» **Problem requirements**:
Find each line with the word "plain" and copy it.

» **Source records**:
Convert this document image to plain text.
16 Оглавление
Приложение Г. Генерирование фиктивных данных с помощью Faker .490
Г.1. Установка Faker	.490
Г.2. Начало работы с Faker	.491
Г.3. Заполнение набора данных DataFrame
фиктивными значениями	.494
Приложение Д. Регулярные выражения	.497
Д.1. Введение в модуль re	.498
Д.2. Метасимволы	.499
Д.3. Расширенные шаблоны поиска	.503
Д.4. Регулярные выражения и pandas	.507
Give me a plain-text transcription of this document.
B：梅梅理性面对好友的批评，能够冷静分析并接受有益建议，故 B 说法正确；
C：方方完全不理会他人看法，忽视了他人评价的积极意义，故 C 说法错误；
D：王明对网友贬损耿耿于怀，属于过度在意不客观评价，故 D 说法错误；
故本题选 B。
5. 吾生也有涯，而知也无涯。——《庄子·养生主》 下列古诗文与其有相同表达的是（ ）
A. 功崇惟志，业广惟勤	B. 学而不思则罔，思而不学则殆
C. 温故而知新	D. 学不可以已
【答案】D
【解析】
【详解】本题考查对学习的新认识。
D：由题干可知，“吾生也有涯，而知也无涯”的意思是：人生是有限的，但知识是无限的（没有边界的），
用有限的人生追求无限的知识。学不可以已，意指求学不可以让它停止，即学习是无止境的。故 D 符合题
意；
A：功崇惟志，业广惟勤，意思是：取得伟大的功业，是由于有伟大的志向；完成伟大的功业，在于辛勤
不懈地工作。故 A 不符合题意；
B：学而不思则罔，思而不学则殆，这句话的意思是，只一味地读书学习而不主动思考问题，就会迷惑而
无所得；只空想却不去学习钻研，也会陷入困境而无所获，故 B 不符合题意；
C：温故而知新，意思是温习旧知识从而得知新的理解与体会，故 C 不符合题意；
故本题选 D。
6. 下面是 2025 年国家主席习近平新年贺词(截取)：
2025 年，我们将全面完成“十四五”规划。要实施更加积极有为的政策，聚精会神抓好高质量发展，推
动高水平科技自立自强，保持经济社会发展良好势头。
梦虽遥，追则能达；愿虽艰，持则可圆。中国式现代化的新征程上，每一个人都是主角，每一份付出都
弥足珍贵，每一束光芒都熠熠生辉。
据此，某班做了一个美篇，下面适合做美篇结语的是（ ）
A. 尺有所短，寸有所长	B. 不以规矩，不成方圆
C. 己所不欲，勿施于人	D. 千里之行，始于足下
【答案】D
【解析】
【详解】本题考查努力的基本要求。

» **Complete answer**:
Convert this document image to plain text.
Give me a plain-text transcription of this document.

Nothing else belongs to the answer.